____ Data lines
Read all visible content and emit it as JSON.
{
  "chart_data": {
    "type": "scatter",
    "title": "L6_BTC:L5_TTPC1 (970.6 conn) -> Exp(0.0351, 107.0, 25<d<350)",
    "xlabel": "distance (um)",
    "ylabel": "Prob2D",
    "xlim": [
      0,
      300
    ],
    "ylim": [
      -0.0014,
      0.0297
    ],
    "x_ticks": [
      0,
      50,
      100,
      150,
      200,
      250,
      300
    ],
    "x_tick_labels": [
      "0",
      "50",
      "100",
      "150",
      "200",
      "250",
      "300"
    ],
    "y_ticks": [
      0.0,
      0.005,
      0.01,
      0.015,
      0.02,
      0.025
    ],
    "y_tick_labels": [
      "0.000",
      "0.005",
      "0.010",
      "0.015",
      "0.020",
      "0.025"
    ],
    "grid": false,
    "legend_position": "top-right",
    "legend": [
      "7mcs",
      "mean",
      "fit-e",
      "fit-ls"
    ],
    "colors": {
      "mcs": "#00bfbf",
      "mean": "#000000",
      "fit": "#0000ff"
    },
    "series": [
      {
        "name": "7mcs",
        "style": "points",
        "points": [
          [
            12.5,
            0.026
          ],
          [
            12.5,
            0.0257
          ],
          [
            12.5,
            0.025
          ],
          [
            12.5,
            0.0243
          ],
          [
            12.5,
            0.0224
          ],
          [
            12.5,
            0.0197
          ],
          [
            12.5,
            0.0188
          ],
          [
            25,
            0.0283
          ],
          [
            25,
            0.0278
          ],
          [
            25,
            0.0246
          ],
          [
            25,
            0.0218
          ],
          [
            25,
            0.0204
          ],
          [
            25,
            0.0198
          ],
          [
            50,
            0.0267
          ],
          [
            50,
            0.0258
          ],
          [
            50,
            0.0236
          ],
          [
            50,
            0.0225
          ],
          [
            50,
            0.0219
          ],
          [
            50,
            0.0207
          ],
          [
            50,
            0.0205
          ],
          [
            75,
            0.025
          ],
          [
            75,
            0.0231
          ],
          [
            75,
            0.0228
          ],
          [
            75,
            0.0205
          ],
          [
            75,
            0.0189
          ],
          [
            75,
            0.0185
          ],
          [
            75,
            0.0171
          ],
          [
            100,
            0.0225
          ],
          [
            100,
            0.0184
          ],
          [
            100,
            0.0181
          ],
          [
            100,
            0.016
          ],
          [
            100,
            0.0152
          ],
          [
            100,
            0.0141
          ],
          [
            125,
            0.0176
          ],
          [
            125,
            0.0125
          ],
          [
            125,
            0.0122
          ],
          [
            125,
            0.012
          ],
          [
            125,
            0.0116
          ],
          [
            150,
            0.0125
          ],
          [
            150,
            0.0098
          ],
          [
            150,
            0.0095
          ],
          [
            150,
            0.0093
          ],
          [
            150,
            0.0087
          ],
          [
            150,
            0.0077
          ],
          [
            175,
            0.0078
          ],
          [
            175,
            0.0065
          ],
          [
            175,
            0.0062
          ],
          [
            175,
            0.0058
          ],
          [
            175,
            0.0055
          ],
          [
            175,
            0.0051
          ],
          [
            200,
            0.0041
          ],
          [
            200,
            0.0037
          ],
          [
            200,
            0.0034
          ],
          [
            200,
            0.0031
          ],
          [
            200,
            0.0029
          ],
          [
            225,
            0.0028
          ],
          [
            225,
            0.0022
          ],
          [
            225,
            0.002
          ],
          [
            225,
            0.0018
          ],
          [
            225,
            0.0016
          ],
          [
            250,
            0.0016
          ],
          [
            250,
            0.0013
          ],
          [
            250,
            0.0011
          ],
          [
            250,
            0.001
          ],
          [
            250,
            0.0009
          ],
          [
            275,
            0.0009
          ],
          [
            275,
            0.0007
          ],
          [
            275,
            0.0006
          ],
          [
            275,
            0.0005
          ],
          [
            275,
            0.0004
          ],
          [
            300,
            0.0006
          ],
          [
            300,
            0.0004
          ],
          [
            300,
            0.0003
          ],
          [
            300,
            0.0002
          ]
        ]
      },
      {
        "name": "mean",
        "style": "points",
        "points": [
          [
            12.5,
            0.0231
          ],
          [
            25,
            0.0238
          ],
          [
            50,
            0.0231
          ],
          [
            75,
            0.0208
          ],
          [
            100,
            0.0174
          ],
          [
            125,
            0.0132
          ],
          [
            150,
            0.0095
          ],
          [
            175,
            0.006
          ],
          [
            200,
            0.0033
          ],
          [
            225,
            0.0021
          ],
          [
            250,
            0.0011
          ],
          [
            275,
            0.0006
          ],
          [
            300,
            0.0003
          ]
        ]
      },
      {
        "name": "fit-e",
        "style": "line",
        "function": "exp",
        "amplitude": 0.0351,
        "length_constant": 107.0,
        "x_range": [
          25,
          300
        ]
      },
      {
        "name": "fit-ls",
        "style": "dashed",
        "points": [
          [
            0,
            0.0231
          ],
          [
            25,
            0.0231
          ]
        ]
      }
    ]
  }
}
________
Aim
Print all of the data exactly as it was given.

Solution
Read all visible content and emit it as JSON.
{
  "chart_data": {
    "type": "scatter",
    "title": "L6_BTC:L5_TTPC1 (970.6 conn) -> Exp(0.0351, 107.0, 25<d<350)",
    "xlabel": "distance (um)",
    "ylabel": "Prob2D",
    "xlim": [
      0,
      300
    ],
    "ylim": [
      -0.0014,
      0.0297
    ],
    "x_ticks": [
      0,
      50,
      100,
      150,
      200,
      250,
      300
    ],
    "x_tick_labels": [
      "0",
      "50",
      "100",
      "150",
      "200",
      "250",
      "300"
    ],
    "y_ticks": [
      0.0,
      0.005,
      0.01,
      0.015,
      0.02,
      0.025
    ],
    "y_tick_labels": [
      "0.000",
      "0.005",
      "0.010",
      "0.015",
      "0.020",
      "0.025"
    ],
    "grid": false,
    "legend_position": "top-right",
    "legend": [
      "7mcs",
      "mean",
      "fit-e",
      "fit-ls"
    ],
    "colors": {
      "mcs": "#00bfbf",
      "mean": "#000000",
      "fit": "#0000ff"
    },
    "series": [
      {
        "name": "7mcs",
        "style": "points",
        "points": [
          [
            12.5,
            0.026
          ],
          [
            12.5,
            0.0257
          ],
          [
            12.5,
            0.025
          ],
          [
            12.5,
            0.0243
          ],
          [
            12.5,
            0.0224
          ],
          [
            12.5,
            0.0197
          ],
          [
            12.5,
            0.0188
          ],
          [
            25,
            0.0283
          ],
          [
            25,
            0.0278
          ],
          [
            25,
            0.0246
          ],
          [
            25,
            0.0218
          ],
          [
            25,
            0.0204
          ],
          [
            25,
            0.0198
          ],
          [
            50,
            0.0267
          ],
          [
            50,
            0.0258
          ],
          [
            50,
            0.0236
          ],
          [
            50,
            0.0225
          ],
          [
            50,
            0.0219
          ],
          [
            50,
            0.0207
          ],
          [
            50,
            0.0205
          ],
          [
            75,
            0.025
          ],
          [
            75,
            0.0231
          ],
          [
            75,
            0.0228
          ],
          [
            75,
            0.0205
          ],
          [
            75,
            0.0189
          ],
          [
            75,
            0.0185
          ],
          [
            75,
            0.0171
          ],
          [
            100,
            0.0225
          ],
          [
            100,
            0.0184
          ],
          [
            100,
            0.0181
          ],
          [
            100,
            0.016
          ],
          [
            100,
            0.0152
          ],
          [
            100,
            0.0141
          ],
          [
            125,
            0.0176
          ],
          [
            125,
            0.0125
          ],
          [
            125,
            0.0122
          ],
          [
            125,
            0.012
          ],
          [
            125,
            0.0116
          ],
          [
            150,
            0.0125
          ],
          [
            150,
            0.0098
          ],
          [
            150,
            0.0095
          ],
          [
            150,
            0.0093
          ],
          [
            150,
            0.0087
          ],
          [
            150,
            0.0077
          ],
          [
            175,
            0.0078
          ],
          [
            175,
            0.0065
          ],
          [
            175,
            0.0062
          ],
          [
            175,
            0.0058
          ],
          [
            175,
            0.0055
          ],
          [
            175,
            0.0051
          ],
          [
            200,
            0.0041
          ],
          [
            200,
            0.0037
          ],
          [
            200,
            0.0034
          ],
          [
            200,
            0.0031
          ],
          [
            200,
            0.0029
          ],
          [
            225,
            0.0028
          ],
          [
            225,
            0.0022
          ],
          [
            225,
            0.002
          ],
          [
            225,
            0.0018
          ],
          [
            225,
            0.0016
          ],
          [
            250,
            0.0016
          ],
          [
            250,
            0.0013
          ],
          [
            250,
            0.0011
          ],
          [
            250,
            0.001
          ],
          [
            250,
            0.0009
          ],
          [
            275,
            0.0009
          ],
          [
            275,
            0.0007
          ],
          [
            275,
            0.0006
          ],
          [
            275,
            0.0005
          ],
          [
            275,
            0.0004
          ],
          [
            300,
            0.0006
          ],
          [
            300,
            0.0004
          ],
          [
            300,
            0.0003
          ],
          [
            300,
            0.0002
          ]
        ]
      },
      {
        "name": "mean",
        "style": "points",
        "points": [
          [
            12.5,
            0.0231
          ],
          [
            25,
            0.0238
          ],
          [
            50,
            0.0231
          ],
          [
            75,
            0.0208
          ],
          [
            100,
            0.0174
          ],
          [
            125,
            0.0132
          ],
          [
            150,
            0.0095
          ],
          [
            175,
            0.006
          ],
          [
            200,
            0.0033
          ],
          [
            225,
            0.0021
          ],
          [
            250,
            0.0011
          ],
          [
            275,
            0.0006
          ],
          [
            300,
            0.0003
          ]
        ]
      },
      {
        "name": "fit-e",
        "style": "line",
        "function": "exp",
        "amplitude": 0.0351,
        "length_constant": 107.0,
        "x_range": [
          25,
          300
        ]
      },
      {
        "name": "fit-ls",
        "style": "dashed",
        "points": [
          [
            0,
            0.0231
          ],
          [
            25,
            0.0231
          ]
        ]
      }
    ]
  }
}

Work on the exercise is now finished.